**Job:**
Look through the data below. Pick out the lines holding the string "title".

**Extracted records:**
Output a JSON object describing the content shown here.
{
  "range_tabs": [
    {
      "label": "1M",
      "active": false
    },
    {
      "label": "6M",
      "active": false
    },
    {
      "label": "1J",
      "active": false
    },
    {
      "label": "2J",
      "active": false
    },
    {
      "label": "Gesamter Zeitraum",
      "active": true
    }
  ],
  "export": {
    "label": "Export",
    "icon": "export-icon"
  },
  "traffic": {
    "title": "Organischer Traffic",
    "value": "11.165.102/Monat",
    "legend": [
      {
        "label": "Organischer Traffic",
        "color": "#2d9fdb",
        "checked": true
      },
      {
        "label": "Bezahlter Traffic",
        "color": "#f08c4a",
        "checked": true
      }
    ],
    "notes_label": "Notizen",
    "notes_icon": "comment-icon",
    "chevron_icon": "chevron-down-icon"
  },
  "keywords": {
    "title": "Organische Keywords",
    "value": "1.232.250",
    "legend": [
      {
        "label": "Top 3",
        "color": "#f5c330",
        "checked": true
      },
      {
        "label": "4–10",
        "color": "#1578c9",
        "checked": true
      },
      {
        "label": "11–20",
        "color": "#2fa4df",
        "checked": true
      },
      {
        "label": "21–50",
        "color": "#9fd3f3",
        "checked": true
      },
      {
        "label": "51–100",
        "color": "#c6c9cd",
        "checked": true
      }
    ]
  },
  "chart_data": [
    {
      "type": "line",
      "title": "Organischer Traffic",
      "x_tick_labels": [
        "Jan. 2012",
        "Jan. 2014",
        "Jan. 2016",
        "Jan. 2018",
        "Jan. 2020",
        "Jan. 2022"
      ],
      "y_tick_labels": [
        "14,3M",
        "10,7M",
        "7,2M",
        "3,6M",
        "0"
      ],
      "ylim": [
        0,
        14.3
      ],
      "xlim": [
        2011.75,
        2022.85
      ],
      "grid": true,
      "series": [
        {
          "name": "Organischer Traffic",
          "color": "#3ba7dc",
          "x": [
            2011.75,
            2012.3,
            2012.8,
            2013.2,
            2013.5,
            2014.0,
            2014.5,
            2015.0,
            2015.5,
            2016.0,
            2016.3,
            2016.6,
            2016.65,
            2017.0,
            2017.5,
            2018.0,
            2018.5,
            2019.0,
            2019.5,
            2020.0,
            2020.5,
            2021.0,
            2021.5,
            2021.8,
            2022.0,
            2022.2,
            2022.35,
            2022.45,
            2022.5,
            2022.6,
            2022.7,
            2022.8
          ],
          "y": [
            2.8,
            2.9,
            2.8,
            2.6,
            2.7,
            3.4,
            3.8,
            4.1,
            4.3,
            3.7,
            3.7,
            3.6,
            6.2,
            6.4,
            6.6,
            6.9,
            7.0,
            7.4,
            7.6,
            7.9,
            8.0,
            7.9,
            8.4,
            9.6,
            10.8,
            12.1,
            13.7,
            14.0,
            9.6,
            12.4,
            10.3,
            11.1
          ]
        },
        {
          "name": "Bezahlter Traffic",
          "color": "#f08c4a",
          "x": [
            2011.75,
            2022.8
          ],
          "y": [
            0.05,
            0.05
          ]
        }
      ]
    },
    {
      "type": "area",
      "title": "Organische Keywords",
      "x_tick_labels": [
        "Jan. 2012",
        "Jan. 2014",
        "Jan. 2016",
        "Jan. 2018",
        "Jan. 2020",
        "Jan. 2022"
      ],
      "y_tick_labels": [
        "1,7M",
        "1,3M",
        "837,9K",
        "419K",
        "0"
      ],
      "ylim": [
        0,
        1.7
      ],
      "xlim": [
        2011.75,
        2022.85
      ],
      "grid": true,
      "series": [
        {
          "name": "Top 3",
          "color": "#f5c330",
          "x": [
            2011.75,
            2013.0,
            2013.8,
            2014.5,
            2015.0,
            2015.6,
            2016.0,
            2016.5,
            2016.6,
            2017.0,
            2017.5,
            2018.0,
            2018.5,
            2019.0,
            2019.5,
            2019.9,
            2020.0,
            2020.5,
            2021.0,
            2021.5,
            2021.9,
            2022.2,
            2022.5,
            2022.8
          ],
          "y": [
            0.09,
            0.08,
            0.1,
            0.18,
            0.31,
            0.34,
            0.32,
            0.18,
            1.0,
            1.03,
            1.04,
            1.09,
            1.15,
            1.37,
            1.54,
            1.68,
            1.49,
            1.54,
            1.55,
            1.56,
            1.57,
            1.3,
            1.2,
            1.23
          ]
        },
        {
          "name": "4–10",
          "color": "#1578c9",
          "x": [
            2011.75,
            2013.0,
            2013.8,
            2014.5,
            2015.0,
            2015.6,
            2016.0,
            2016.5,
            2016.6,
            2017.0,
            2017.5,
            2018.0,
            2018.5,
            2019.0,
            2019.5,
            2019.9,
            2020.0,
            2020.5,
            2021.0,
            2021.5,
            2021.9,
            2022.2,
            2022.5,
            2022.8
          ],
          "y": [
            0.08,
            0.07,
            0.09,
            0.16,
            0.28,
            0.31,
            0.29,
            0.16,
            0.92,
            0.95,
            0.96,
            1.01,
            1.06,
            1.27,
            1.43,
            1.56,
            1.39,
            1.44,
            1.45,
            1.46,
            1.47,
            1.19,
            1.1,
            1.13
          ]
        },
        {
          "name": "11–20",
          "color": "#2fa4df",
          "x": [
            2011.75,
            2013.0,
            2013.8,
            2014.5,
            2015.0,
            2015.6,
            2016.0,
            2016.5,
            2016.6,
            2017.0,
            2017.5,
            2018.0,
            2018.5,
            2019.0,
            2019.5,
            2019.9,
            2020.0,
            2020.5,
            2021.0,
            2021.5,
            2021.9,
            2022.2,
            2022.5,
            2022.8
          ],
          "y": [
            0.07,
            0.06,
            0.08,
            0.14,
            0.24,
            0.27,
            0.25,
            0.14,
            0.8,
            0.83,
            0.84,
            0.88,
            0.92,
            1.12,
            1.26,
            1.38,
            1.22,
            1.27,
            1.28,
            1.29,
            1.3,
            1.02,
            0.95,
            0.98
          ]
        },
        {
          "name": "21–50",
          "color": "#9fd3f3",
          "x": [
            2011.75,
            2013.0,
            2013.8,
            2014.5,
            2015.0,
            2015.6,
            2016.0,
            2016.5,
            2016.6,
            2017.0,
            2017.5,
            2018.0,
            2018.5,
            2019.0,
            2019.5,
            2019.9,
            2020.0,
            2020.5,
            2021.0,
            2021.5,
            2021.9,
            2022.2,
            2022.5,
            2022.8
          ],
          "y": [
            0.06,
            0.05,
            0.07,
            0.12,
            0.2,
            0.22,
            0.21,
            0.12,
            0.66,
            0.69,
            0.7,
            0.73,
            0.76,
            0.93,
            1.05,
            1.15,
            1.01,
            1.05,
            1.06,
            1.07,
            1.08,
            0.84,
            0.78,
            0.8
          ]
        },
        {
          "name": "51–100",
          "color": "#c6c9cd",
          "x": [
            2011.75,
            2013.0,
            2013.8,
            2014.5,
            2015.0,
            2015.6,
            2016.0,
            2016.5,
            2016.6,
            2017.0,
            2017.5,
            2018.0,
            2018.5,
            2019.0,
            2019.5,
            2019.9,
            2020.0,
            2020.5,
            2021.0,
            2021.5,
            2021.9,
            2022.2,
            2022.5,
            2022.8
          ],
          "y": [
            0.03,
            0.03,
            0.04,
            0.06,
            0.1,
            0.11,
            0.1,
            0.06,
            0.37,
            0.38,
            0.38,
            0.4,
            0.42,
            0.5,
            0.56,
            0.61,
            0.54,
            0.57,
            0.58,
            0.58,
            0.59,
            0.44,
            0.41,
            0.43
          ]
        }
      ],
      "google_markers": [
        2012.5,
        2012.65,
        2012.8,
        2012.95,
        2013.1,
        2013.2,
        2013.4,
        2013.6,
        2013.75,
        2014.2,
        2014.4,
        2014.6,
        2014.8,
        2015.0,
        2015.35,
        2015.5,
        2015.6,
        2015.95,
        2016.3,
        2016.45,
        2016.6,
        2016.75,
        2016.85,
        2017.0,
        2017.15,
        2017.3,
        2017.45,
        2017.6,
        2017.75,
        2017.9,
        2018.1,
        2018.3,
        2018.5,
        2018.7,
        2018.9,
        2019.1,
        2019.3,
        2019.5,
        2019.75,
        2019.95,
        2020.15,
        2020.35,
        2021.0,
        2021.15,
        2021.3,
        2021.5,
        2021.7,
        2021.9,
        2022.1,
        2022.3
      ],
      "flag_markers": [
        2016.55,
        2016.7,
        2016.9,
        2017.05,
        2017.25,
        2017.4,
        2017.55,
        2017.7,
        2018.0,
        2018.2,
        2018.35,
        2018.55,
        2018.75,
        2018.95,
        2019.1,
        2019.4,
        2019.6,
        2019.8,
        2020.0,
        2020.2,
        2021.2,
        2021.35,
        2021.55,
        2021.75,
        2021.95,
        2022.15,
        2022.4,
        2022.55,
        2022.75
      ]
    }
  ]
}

**Written answer:**
    "title": "Organischer Traffic",
    "title": "Organische Keywords",
      "title": "Organischer Traffic",
      "title": "Organische Keywords",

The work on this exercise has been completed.